◆ Problem to work on ◆
Write out exactly the lines between the line containing "What data populates" and the end of the records, counting both ends, and leave out all pictures.

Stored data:
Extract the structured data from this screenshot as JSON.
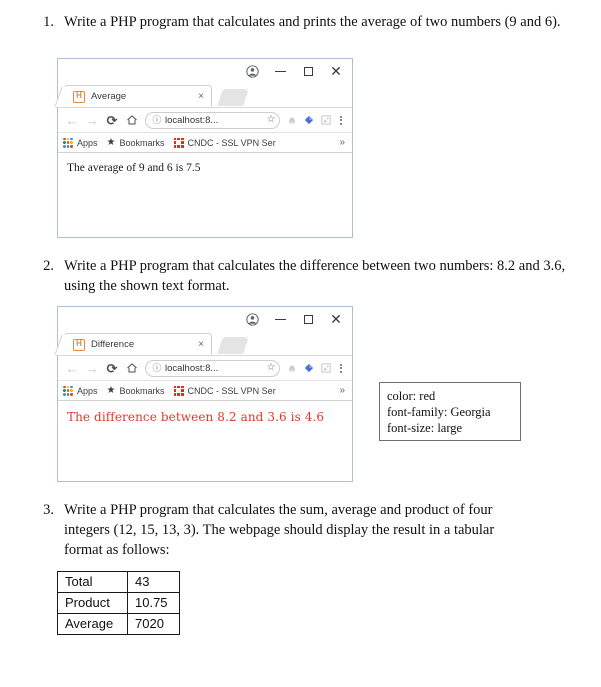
{
  "questions": [
    {
      "number": "1.",
      "text": "Write a PHP program that calculates and prints the average of two numbers (9 and 6)."
    },
    {
      "number": "2.",
      "text": "Write a PHP program that calculates the difference between two numbers: 8.2 and 3.6, using the shown text format."
    },
    {
      "number": "3.",
      "text": "Write a PHP program that calculates the sum, average and product of four integers (12, 15, 13, 3). The webpage should display the result in a tabular format as follows:"
    }
  ],
  "browsers": [
    {
      "tab_title": "Average",
      "tab_close_glyph": "×",
      "back_glyph": "←",
      "forward_glyph": "→",
      "reload_glyph": "⟳",
      "info_glyph": "ⓘ",
      "url": "localhost:8...",
      "star_glyph": "☆",
      "minimize_glyph": "",
      "maximize_glyph": "",
      "close_glyph": "✕",
      "bookmarks": {
        "apps_label": "Apps",
        "bookmarks_label": "Bookmarks",
        "vpn_label": "CNDC - SSL VPN Ser",
        "overflow_glyph": "»"
      },
      "content_text": "The average of 9 and 6 is 7.5",
      "content_color": "#1a1a1a"
    },
    {
      "tab_title": "Difference",
      "tab_close_glyph": "×",
      "back_glyph": "←",
      "forward_glyph": "→",
      "reload_glyph": "⟳",
      "info_glyph": "ⓘ",
      "url": "localhost:8...",
      "star_glyph": "☆",
      "minimize_glyph": "",
      "maximize_glyph": "",
      "close_glyph": "✕",
      "bookmarks": {
        "apps_label": "Apps",
        "bookmarks_label": "Bookmarks",
        "vpn_label": "CNDC - SSL VPN Ser",
        "overflow_glyph": "»"
      },
      "content_text": "The difference between 8.2 and 3.6 is 4.6",
      "content_color": "#e0382a"
    }
  ],
  "css_box": {
    "line1": "color: red",
    "line2": "font-family: Georgia",
    "line3": "font-size: large"
  },
  "result_table": {
    "rows": [
      {
        "label": "Total",
        "value": "43"
      },
      {
        "label": "Product",
        "value": "10.75"
      },
      {
        "label": "Average",
        "value": "7020"
      }
    ]
  },
  "colors": {
    "browser_border": "#a9c2d8",
    "favicon_orange": "#e8883a",
    "red_text": "#e0382a",
    "vpn_red": "#d93025",
    "extension_blue": "#4a6fd4"
  }
}
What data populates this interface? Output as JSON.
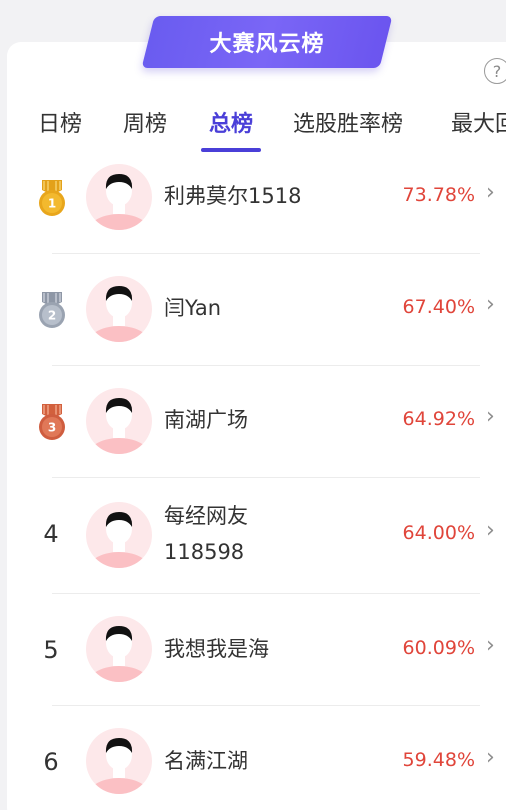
{
  "banner": {
    "title": "大赛风云榜"
  },
  "help": {
    "glyph": "?"
  },
  "tabs": [
    {
      "label": "日榜"
    },
    {
      "label": "周榜"
    },
    {
      "label": "总榜"
    },
    {
      "label": "选股胜率榜"
    },
    {
      "label": "最大回"
    }
  ],
  "active_tab": "总榜",
  "colors": {
    "accent": "#4a3fd8",
    "rate": "#e0453a",
    "banner": "#6a5cf0"
  },
  "rows": [
    {
      "rank": "1",
      "medal": "gold-medal-icon",
      "name": "利弗莫尔1518",
      "rate": "73.78%"
    },
    {
      "rank": "2",
      "medal": "silver-medal-icon",
      "name": "闫Yan",
      "rate": "67.40%"
    },
    {
      "rank": "3",
      "medal": "bronze-medal-icon",
      "name": "南湖广场",
      "rate": "64.92%"
    },
    {
      "rank": "4",
      "medal": "",
      "name": "每经网友",
      "name_line2": "118598",
      "rate": "64.00%"
    },
    {
      "rank": "5",
      "medal": "",
      "name": "我想我是海",
      "rate": "60.09%"
    },
    {
      "rank": "6",
      "medal": "",
      "name": "名满江湖",
      "rate": "59.48%"
    }
  ],
  "chevron": "›"
}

◆ The reply ◆
What data populates this interface? Output as JSON.
{
  "banner": {
    "title": "大赛风云榜"
  },
  "help": {
    "glyph": "?"
  },
  "tabs": [
    {
      "label": "日榜"
    },
    {
      "label": "周榜"
    },
    {
      "label": "总榜"
    },
    {
      "label": "选股胜率榜"
    },
    {
      "label": "最大回"
    }
  ],
  "active_tab": "总榜",
  "colors": {
    "accent": "#4a3fd8",
    "rate": "#e0453a",
    "banner": "#6a5cf0"
  },
  "rows": [
    {
      "rank": "1",
      "medal": "gold-medal-icon",
      "name": "利弗莫尔1518",
      "rate": "73.78%"
    },
    {
      "rank": "2",
      "medal": "silver-medal-icon",
      "name": "闫Yan",
      "rate": "67.40%"
    },
    {
      "rank": "3",
      "medal": "bronze-medal-icon",
      "name": "南湖广场",
      "rate": "64.92%"
    },
    {
      "rank": "4",
      "medal": "",
      "name": "每经网友",
      "name_line2": "118598",
      "rate": "64.00%"
    },
    {
      "rank": "5",
      "medal": "",
      "name": "我想我是海",
      "rate": "60.09%"
    },
    {
      "rank": "6",
      "medal": "",
      "name": "名满江湖",
      "rate": "59.48%"
    }
  ],
  "chevron": "›"
}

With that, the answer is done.